WHAT NEEDS TO BE DONE: Drop the images; return everything else in the listing below exactly.

################

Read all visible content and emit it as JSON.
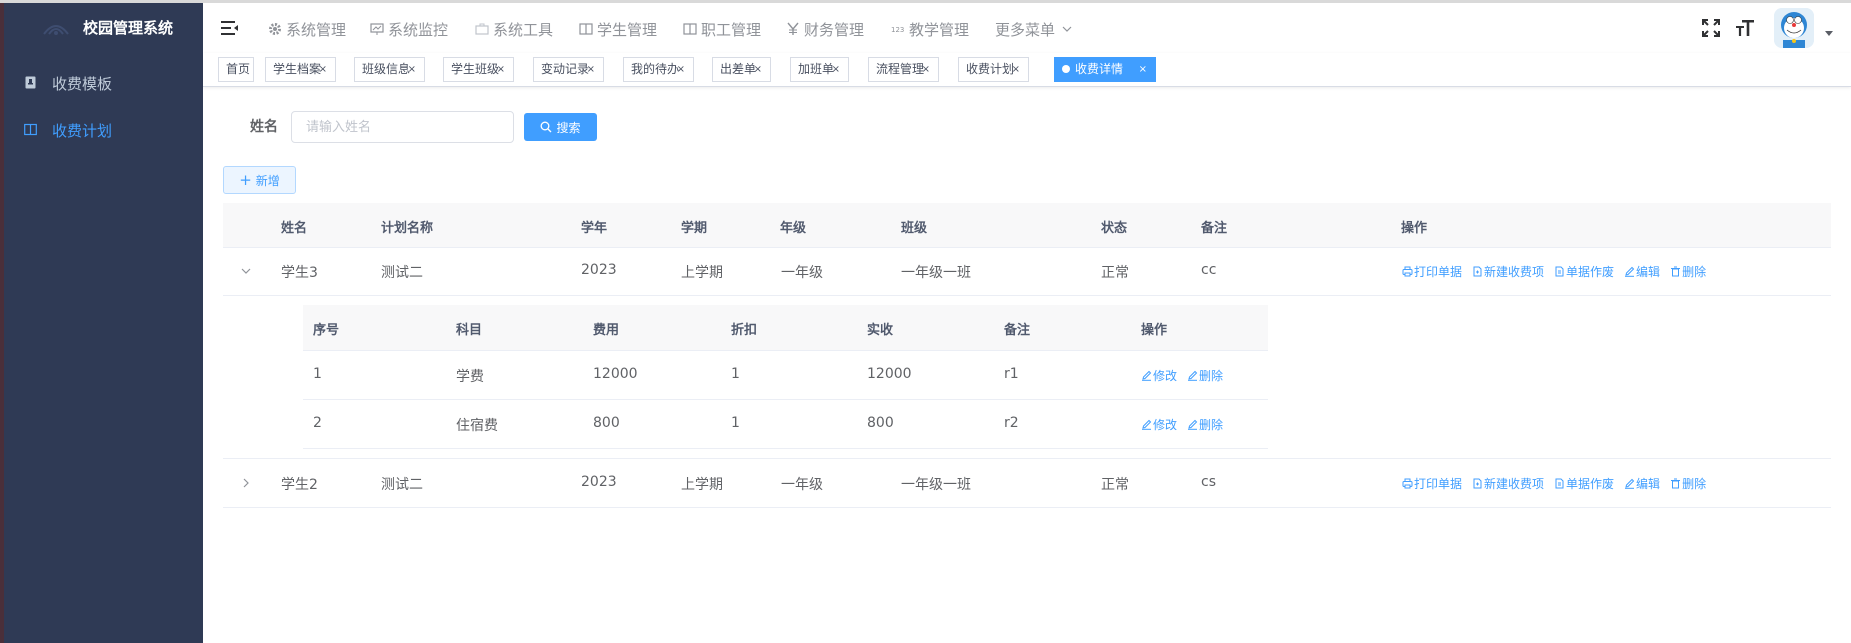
{
  "app": {
    "title": "校园管理系统"
  },
  "sidebar": {
    "items": [
      {
        "label": "收费模板",
        "active": false
      },
      {
        "label": "收费计划",
        "active": true
      }
    ]
  },
  "topnav": {
    "items": [
      {
        "label": "系统管理",
        "icon": "gear-icon"
      },
      {
        "label": "系统监控",
        "icon": "monitor-icon"
      },
      {
        "label": "系统工具",
        "icon": "toolbox-icon"
      },
      {
        "label": "学生管理",
        "icon": "book-icon"
      },
      {
        "label": "职工管理",
        "icon": "book-icon"
      },
      {
        "label": "财务管理",
        "icon": "yen-icon"
      },
      {
        "label": "教学管理",
        "icon": "number-icon"
      },
      {
        "label": "更多菜单",
        "icon": "chevron-down-icon"
      }
    ]
  },
  "tags": [
    {
      "label": "首页",
      "closable": false,
      "active": false
    },
    {
      "label": "学生档案",
      "closable": true,
      "active": false
    },
    {
      "label": "班级信息",
      "closable": true,
      "active": false
    },
    {
      "label": "学生班级",
      "closable": true,
      "active": false
    },
    {
      "label": "变动记录",
      "closable": true,
      "active": false
    },
    {
      "label": "我的待办",
      "closable": true,
      "active": false
    },
    {
      "label": "出差单",
      "closable": true,
      "active": false
    },
    {
      "label": "加班单",
      "closable": true,
      "active": false
    },
    {
      "label": "流程管理",
      "closable": true,
      "active": false
    },
    {
      "label": "收费计划",
      "closable": true,
      "active": false
    },
    {
      "label": "收费详情",
      "closable": true,
      "active": true
    }
  ],
  "close_glyph": "×",
  "search": {
    "label": "姓名",
    "placeholder": "请输入姓名",
    "value": "",
    "button_label": "搜索"
  },
  "toolbar": {
    "add_label": "新增"
  },
  "table": {
    "columns": [
      "姓名",
      "计划名称",
      "学年",
      "学期",
      "年级",
      "班级",
      "状态",
      "备注",
      "操作"
    ],
    "rows": [
      {
        "expanded": true,
        "name": "学生3",
        "plan": "测试二",
        "year": "2023",
        "term": "上学期",
        "grade": "一年级",
        "class": "一年级一班",
        "status": "正常",
        "note": "cc"
      },
      {
        "expanded": false,
        "name": "学生2",
        "plan": "测试二",
        "year": "2023",
        "term": "上学期",
        "grade": "一年级",
        "class": "一年级一班",
        "status": "正常",
        "note": "cs"
      }
    ],
    "row_actions": [
      "打印单据",
      "新建收费项",
      "单据作废",
      "编辑",
      "删除"
    ]
  },
  "subtable": {
    "columns": [
      "序号",
      "科目",
      "费用",
      "折扣",
      "实收",
      "备注",
      "操作"
    ],
    "rows": [
      {
        "index": "1",
        "subject": "学费",
        "fee": "12000",
        "discount": "1",
        "received": "12000",
        "note": "r1"
      },
      {
        "index": "2",
        "subject": "住宿费",
        "fee": "800",
        "discount": "1",
        "received": "800",
        "note": "r2"
      }
    ],
    "row_actions": [
      "修改",
      "删除"
    ]
  },
  "colors": {
    "primary": "#409eff",
    "sidebar_bg": "#2f3a55",
    "sidebar_text": "#bfcbd9"
  }
}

################

ANSWER FOR THE TASK:
Read all visible content and emit it as JSON.
{
  "app": {
    "title": "校园管理系统"
  },
  "sidebar": {
    "items": [
      {
        "label": "收费模板",
        "active": false
      },
      {
        "label": "收费计划",
        "active": true
      }
    ]
  },
  "topnav": {
    "items": [
      {
        "label": "系统管理",
        "icon": "gear-icon"
      },
      {
        "label": "系统监控",
        "icon": "monitor-icon"
      },
      {
        "label": "系统工具",
        "icon": "toolbox-icon"
      },
      {
        "label": "学生管理",
        "icon": "book-icon"
      },
      {
        "label": "职工管理",
        "icon": "book-icon"
      },
      {
        "label": "财务管理",
        "icon": "yen-icon"
      },
      {
        "label": "教学管理",
        "icon": "number-icon"
      },
      {
        "label": "更多菜单",
        "icon": "chevron-down-icon"
      }
    ]
  },
  "tags": [
    {
      "label": "首页",
      "closable": false,
      "active": false
    },
    {
      "label": "学生档案",
      "closable": true,
      "active": false
    },
    {
      "label": "班级信息",
      "closable": true,
      "active": false
    },
    {
      "label": "学生班级",
      "closable": true,
      "active": false
    },
    {
      "label": "变动记录",
      "closable": true,
      "active": false
    },
    {
      "label": "我的待办",
      "closable": true,
      "active": false
    },
    {
      "label": "出差单",
      "closable": true,
      "active": false
    },
    {
      "label": "加班单",
      "closable": true,
      "active": false
    },
    {
      "label": "流程管理",
      "closable": true,
      "active": false
    },
    {
      "label": "收费计划",
      "closable": true,
      "active": false
    },
    {
      "label": "收费详情",
      "closable": true,
      "active": true
    }
  ],
  "close_glyph": "×",
  "search": {
    "label": "姓名",
    "placeholder": "请输入姓名",
    "value": "",
    "button_label": "搜索"
  },
  "toolbar": {
    "add_label": "新增"
  },
  "table": {
    "columns": [
      "姓名",
      "计划名称",
      "学年",
      "学期",
      "年级",
      "班级",
      "状态",
      "备注",
      "操作"
    ],
    "rows": [
      {
        "expanded": true,
        "name": "学生3",
        "plan": "测试二",
        "year": "2023",
        "term": "上学期",
        "grade": "一年级",
        "class": "一年级一班",
        "status": "正常",
        "note": "cc"
      },
      {
        "expanded": false,
        "name": "学生2",
        "plan": "测试二",
        "year": "2023",
        "term": "上学期",
        "grade": "一年级",
        "class": "一年级一班",
        "status": "正常",
        "note": "cs"
      }
    ],
    "row_actions": [
      "打印单据",
      "新建收费项",
      "单据作废",
      "编辑",
      "删除"
    ]
  },
  "subtable": {
    "columns": [
      "序号",
      "科目",
      "费用",
      "折扣",
      "实收",
      "备注",
      "操作"
    ],
    "rows": [
      {
        "index": "1",
        "subject": "学费",
        "fee": "12000",
        "discount": "1",
        "received": "12000",
        "note": "r1"
      },
      {
        "index": "2",
        "subject": "住宿费",
        "fee": "800",
        "discount": "1",
        "received": "800",
        "note": "r2"
      }
    ],
    "row_actions": [
      "修改",
      "删除"
    ]
  },
  "colors": {
    "primary": "#409eff",
    "sidebar_bg": "#2f3a55",
    "sidebar_text": "#bfcbd9"
  }
}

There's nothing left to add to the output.